--- Records for processing ---
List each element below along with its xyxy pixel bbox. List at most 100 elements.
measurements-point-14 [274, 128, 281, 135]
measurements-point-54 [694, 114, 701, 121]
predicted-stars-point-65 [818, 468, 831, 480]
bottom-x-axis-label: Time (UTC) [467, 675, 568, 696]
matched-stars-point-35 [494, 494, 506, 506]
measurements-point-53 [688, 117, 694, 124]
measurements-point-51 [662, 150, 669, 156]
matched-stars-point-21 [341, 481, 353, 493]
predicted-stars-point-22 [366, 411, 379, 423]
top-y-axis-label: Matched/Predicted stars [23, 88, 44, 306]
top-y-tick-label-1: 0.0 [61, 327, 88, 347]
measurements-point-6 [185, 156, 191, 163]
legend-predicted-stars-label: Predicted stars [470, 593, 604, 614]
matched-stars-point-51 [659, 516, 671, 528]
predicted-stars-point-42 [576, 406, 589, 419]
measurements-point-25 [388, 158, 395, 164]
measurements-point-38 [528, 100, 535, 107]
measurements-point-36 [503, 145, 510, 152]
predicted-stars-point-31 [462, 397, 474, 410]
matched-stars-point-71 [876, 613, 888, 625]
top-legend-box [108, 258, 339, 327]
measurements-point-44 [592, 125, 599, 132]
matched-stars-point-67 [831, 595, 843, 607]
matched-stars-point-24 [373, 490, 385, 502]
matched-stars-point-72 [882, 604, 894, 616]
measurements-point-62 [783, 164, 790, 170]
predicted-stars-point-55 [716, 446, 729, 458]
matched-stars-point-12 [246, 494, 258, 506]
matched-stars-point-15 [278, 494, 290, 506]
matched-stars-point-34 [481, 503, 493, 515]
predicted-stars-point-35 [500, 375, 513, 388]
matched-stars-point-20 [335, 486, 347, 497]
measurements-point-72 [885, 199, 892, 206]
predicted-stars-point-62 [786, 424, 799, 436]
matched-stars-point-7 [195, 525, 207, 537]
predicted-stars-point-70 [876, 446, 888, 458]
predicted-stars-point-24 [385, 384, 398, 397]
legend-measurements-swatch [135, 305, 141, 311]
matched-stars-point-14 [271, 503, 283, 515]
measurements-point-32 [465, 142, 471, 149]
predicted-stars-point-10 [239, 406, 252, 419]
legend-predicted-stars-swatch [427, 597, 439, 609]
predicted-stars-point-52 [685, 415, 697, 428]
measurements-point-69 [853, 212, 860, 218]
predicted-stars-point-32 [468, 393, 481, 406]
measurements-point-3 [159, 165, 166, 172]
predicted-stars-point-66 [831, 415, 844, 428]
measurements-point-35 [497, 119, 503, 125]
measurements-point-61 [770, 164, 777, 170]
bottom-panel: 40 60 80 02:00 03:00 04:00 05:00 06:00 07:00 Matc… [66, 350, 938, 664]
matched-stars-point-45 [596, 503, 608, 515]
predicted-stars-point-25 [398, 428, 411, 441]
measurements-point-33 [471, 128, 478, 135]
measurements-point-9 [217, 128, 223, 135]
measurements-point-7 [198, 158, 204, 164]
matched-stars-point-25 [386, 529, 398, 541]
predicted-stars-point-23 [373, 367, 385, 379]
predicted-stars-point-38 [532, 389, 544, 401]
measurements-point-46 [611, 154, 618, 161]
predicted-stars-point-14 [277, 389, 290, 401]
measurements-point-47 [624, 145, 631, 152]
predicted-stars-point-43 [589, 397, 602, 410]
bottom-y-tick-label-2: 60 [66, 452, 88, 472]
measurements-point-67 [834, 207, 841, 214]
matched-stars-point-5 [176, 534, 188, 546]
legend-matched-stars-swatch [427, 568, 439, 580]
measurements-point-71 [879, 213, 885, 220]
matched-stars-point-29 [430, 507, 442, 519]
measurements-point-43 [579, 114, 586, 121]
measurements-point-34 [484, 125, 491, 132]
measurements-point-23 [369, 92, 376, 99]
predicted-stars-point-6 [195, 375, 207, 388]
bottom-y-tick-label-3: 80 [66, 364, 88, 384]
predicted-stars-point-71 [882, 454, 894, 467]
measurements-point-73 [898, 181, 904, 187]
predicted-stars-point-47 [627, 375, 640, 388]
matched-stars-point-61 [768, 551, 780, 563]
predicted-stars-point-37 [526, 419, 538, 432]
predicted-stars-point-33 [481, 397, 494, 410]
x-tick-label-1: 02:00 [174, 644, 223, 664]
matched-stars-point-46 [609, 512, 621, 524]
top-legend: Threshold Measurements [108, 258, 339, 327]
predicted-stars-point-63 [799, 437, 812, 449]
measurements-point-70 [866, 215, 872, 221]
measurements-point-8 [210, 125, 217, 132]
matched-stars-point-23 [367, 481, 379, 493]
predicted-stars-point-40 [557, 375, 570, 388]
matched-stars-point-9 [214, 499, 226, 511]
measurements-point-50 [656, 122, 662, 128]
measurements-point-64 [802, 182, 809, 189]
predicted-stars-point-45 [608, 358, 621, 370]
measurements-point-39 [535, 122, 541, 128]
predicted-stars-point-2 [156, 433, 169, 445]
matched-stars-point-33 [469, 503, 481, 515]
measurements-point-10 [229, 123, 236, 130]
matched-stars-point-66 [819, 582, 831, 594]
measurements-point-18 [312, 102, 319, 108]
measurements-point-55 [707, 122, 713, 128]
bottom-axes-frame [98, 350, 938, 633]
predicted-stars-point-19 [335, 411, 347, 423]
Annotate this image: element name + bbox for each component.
---
--- Records for processing ---
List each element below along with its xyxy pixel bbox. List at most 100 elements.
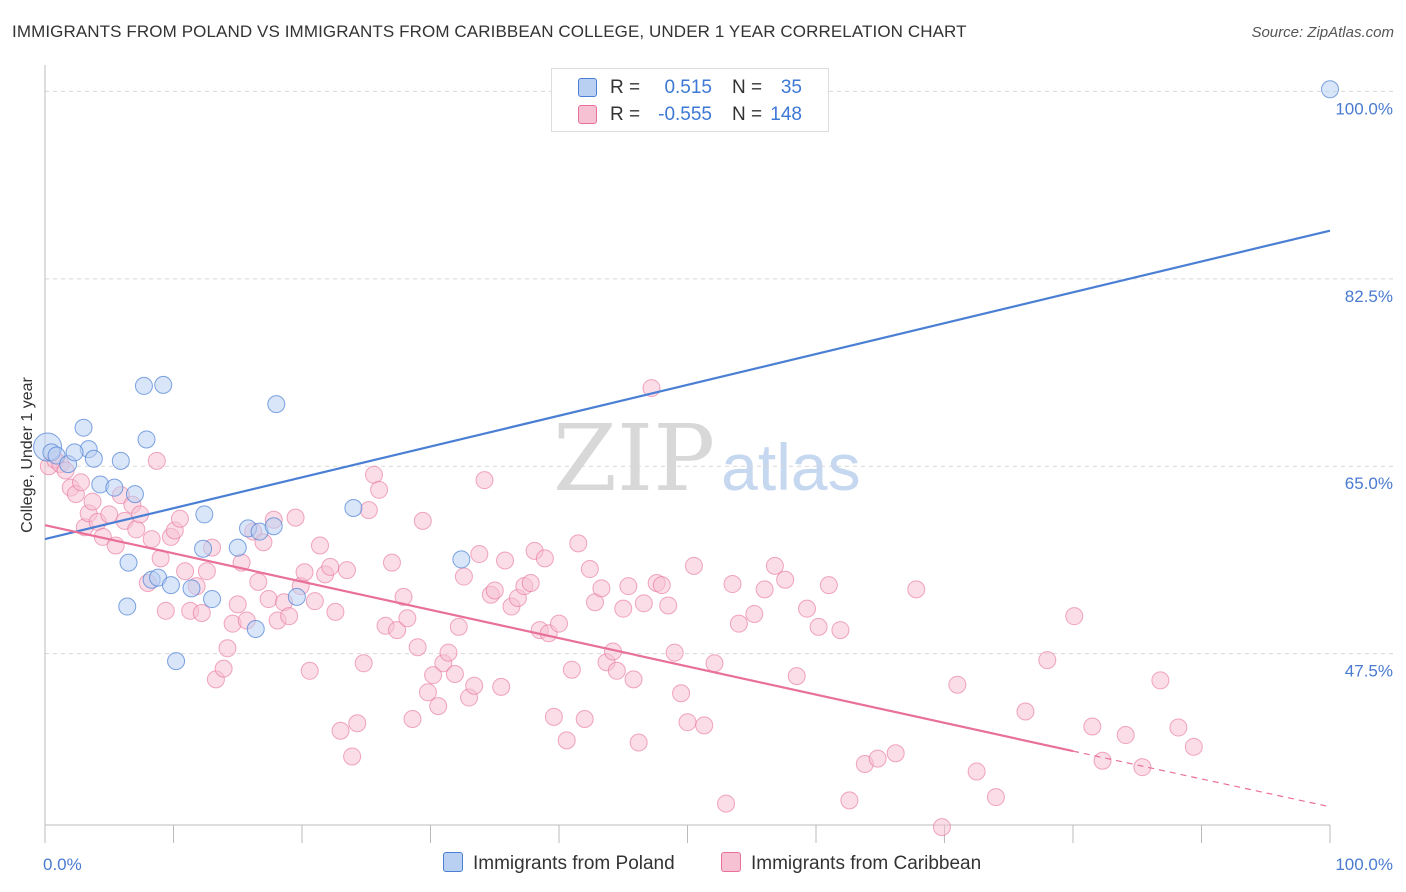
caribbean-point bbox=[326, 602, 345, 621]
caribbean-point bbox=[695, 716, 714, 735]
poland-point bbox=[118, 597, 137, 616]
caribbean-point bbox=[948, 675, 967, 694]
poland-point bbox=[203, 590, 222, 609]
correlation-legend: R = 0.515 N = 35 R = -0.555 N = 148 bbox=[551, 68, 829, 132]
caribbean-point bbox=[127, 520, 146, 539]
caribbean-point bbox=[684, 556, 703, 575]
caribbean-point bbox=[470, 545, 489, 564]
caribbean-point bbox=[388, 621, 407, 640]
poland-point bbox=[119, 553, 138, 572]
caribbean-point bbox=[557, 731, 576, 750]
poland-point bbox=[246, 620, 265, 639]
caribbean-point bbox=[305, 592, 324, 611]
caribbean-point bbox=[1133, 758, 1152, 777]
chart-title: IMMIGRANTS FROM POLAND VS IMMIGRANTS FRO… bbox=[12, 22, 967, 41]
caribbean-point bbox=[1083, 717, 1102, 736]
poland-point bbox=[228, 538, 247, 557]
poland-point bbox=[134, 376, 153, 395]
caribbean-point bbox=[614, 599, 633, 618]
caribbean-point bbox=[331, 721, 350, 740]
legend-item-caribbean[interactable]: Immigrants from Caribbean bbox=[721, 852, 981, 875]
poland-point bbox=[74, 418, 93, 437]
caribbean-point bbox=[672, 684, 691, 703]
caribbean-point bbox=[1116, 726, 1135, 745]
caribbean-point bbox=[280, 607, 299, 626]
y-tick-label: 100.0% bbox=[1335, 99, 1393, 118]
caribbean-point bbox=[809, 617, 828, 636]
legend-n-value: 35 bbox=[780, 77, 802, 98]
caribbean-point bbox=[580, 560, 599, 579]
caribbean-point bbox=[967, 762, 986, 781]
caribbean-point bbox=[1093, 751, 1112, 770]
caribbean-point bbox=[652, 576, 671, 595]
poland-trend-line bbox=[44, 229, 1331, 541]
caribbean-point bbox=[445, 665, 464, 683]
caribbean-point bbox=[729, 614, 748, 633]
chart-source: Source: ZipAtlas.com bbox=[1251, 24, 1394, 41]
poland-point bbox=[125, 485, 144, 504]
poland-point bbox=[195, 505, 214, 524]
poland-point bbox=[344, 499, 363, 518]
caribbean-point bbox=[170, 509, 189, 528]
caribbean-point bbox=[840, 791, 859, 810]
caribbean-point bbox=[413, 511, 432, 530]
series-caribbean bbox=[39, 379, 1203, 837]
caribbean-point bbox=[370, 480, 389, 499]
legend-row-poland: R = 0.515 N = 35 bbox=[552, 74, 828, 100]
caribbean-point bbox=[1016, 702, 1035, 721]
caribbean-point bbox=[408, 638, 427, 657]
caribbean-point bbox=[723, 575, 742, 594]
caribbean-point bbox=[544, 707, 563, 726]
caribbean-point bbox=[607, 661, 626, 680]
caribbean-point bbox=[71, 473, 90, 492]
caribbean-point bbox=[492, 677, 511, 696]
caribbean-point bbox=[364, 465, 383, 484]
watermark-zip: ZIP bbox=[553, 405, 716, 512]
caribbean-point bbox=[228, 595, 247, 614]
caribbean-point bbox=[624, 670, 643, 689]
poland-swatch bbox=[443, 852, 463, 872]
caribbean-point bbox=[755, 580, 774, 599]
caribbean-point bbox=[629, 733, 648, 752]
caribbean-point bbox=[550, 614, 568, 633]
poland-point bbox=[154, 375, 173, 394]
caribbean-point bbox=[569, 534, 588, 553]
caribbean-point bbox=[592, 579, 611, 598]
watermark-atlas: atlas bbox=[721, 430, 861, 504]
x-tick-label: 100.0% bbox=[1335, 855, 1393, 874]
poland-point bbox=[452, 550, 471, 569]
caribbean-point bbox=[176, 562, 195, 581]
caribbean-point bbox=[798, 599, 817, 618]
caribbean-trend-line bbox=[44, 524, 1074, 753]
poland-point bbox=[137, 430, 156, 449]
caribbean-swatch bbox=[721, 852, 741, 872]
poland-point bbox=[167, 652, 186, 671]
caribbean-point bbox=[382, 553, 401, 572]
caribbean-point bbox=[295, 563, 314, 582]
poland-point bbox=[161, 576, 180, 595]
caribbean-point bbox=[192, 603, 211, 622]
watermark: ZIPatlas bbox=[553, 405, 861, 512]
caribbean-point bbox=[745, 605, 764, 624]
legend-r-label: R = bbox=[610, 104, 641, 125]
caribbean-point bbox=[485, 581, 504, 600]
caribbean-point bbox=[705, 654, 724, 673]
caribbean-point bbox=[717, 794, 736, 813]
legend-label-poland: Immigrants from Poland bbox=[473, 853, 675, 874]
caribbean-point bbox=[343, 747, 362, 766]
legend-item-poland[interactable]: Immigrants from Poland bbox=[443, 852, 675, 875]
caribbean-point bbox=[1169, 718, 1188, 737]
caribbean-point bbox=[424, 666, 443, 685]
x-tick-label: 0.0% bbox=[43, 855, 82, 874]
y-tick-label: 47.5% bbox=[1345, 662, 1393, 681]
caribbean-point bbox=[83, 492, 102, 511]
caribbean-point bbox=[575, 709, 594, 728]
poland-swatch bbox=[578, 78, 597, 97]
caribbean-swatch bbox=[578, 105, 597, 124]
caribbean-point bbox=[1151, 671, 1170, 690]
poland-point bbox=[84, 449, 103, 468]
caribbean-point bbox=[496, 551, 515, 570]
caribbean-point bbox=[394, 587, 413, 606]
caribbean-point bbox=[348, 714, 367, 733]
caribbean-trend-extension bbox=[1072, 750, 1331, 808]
---
Exercise details:
Reproduce word for word the stretch of rows from the one containing "caribbean-point bbox=[326, 602, 345, 621]" through the one containing "caribbean-point bbox=[1093, 751, 1112, 770]", keeping both end rows.

Answer:
caribbean-point bbox=[326, 602, 345, 621]
caribbean-point bbox=[695, 716, 714, 735]
poland-point bbox=[118, 597, 137, 616]
caribbean-point bbox=[948, 675, 967, 694]
poland-point bbox=[203, 590, 222, 609]
correlation-legend: R = 0.515 N = 35 R = -0.555 N = 148 bbox=[551, 68, 829, 132]
caribbean-point bbox=[127, 520, 146, 539]
caribbean-point bbox=[684, 556, 703, 575]
caribbean-point bbox=[470, 545, 489, 564]
caribbean-point bbox=[388, 621, 407, 640]
poland-point bbox=[119, 553, 138, 572]
caribbean-point bbox=[557, 731, 576, 750]
poland-point bbox=[246, 620, 265, 639]
caribbean-point bbox=[305, 592, 324, 611]
caribbean-point bbox=[1133, 758, 1152, 777]
chart-title: IMMIGRANTS FROM POLAND VS IMMIGRANTS FRO… bbox=[12, 22, 967, 41]
caribbean-point bbox=[1083, 717, 1102, 736]
poland-point bbox=[228, 538, 247, 557]
poland-point bbox=[134, 376, 153, 395]
caribbean-point bbox=[614, 599, 633, 618]
caribbean-point bbox=[331, 721, 350, 740]
legend-item-caribbean[interactable]: Immigrants from Caribbean bbox=[721, 852, 981, 875]
poland-point bbox=[74, 418, 93, 437]
caribbean-point bbox=[672, 684, 691, 703]
caribbean-point bbox=[1116, 726, 1135, 745]
caribbean-point bbox=[280, 607, 299, 626]
y-tick-label: 100.0% bbox=[1335, 99, 1393, 118]
caribbean-point bbox=[809, 617, 828, 636]
legend-n-value: 35 bbox=[780, 77, 802, 98]
caribbean-point bbox=[580, 560, 599, 579]
caribbean-point bbox=[967, 762, 986, 781]
caribbean-point bbox=[1093, 751, 1112, 770]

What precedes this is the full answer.